[DIRECTIONS FOR THIS TASK] Copy each line below in which the string "JSON" occurs.

[DATA]
====================

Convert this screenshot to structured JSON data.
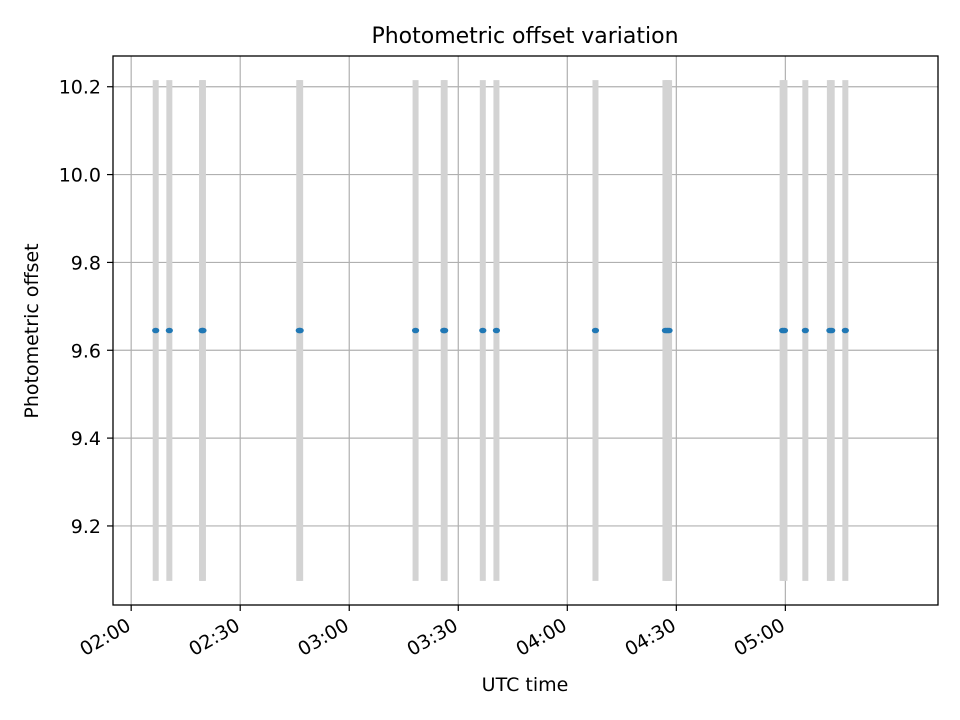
{
  "chart_data": {
    "type": "scatter",
    "title": "Photometric offset variation",
    "xlabel": "UTC time",
    "ylabel": "Photometric offset",
    "xlim": [
      "01:55",
      "05:42"
    ],
    "ylim": [
      9.02,
      10.27
    ],
    "x_ticks": [
      "02:00",
      "02:30",
      "03:00",
      "03:30",
      "04:00",
      "04:30",
      "05:00"
    ],
    "y_ticks": [
      9.2,
      9.4,
      9.6,
      9.8,
      10.0,
      10.2
    ],
    "y_tick_labels": [
      "9.2",
      "9.4",
      "9.6",
      "9.8",
      "10.0",
      "10.2"
    ],
    "grid": true,
    "error_bar_color": "#d3d3d3",
    "marker_color": "#1f77b4",
    "points": [
      {
        "time": "02:06:45",
        "value": 9.645,
        "err_low": 9.075,
        "err_high": 10.215
      },
      {
        "time": "02:10:30",
        "value": 9.645,
        "err_low": 9.075,
        "err_high": 10.215
      },
      {
        "time": "02:19:30",
        "value": 9.645,
        "err_low": 9.075,
        "err_high": 10.215
      },
      {
        "time": "02:19:45",
        "value": 9.645,
        "err_low": 9.075,
        "err_high": 10.215
      },
      {
        "time": "02:46:15",
        "value": 9.645,
        "err_low": 9.075,
        "err_high": 10.215
      },
      {
        "time": "02:46:30",
        "value": 9.645,
        "err_low": 9.075,
        "err_high": 10.215
      },
      {
        "time": "03:18:15",
        "value": 9.645,
        "err_low": 9.075,
        "err_high": 10.215
      },
      {
        "time": "03:26:00",
        "value": 9.645,
        "err_low": 9.075,
        "err_high": 10.215
      },
      {
        "time": "03:26:15",
        "value": 9.645,
        "err_low": 9.075,
        "err_high": 10.215
      },
      {
        "time": "03:36:45",
        "value": 9.645,
        "err_low": 9.075,
        "err_high": 10.215
      },
      {
        "time": "03:40:30",
        "value": 9.645,
        "err_low": 9.075,
        "err_high": 10.215
      },
      {
        "time": "04:07:45",
        "value": 9.645,
        "err_low": 9.075,
        "err_high": 10.215
      },
      {
        "time": "04:27:00",
        "value": 9.645,
        "err_low": 9.075,
        "err_high": 10.215
      },
      {
        "time": "04:27:30",
        "value": 9.645,
        "err_low": 9.075,
        "err_high": 10.215
      },
      {
        "time": "04:28:00",
        "value": 9.645,
        "err_low": 9.075,
        "err_high": 10.215
      },
      {
        "time": "04:59:15",
        "value": 9.645,
        "err_low": 9.075,
        "err_high": 10.215
      },
      {
        "time": "04:59:45",
        "value": 9.645,
        "err_low": 9.075,
        "err_high": 10.215
      },
      {
        "time": "05:05:30",
        "value": 9.645,
        "err_low": 9.075,
        "err_high": 10.215
      },
      {
        "time": "05:12:15",
        "value": 9.645,
        "err_low": 9.075,
        "err_high": 10.215
      },
      {
        "time": "05:12:45",
        "value": 9.645,
        "err_low": 9.075,
        "err_high": 10.215
      },
      {
        "time": "05:16:30",
        "value": 9.645,
        "err_low": 9.075,
        "err_high": 10.215
      }
    ]
  }
}
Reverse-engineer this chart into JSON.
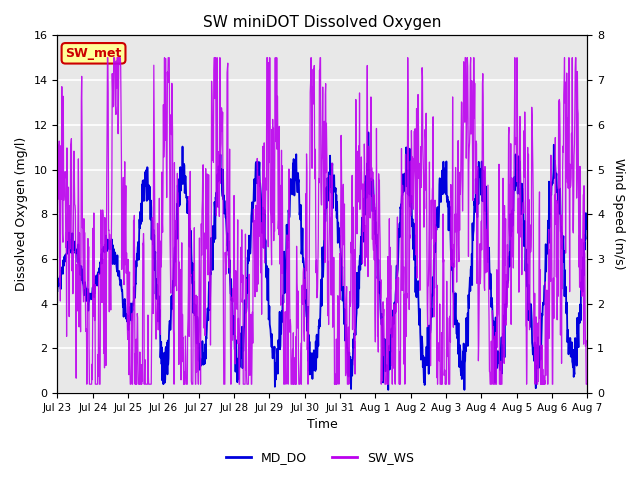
{
  "title": "SW miniDOT Dissolved Oxygen",
  "xlabel": "Time",
  "ylabel_left": "Dissolved Oxygen (mg/l)",
  "ylabel_right": "Wind Speed (m/s)",
  "ylim_left": [
    0,
    16
  ],
  "ylim_right": [
    0.0,
    8.0
  ],
  "yticks_left": [
    0,
    2,
    4,
    6,
    8,
    10,
    12,
    14,
    16
  ],
  "yticks_right": [
    0.0,
    1.0,
    2.0,
    3.0,
    4.0,
    5.0,
    6.0,
    7.0,
    8.0
  ],
  "xtick_labels": [
    "Jul 23",
    "Jul 24",
    "Jul 25",
    "Jul 26",
    "Jul 27",
    "Jul 28",
    "Jul 29",
    "Jul 30",
    "Jul 31",
    "Aug 1",
    "Aug 2",
    "Aug 3",
    "Aug 4",
    "Aug 5",
    "Aug 6",
    "Aug 7"
  ],
  "color_MD_DO": "#0000dd",
  "color_SW_WS": "#bb00ee",
  "legend_labels": [
    "MD_DO",
    "SW_WS"
  ],
  "annotation_text": "SW_met",
  "annotation_color": "#cc0000",
  "annotation_bg": "#ffff99",
  "background_color": "#e8e8e8",
  "grid_color": "#ffffff",
  "title_fontsize": 11
}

====================

[ANSWER TO THE TASK]
Convert this screenshot to structured JSON data.
Reverse-engineer this chart into JSON.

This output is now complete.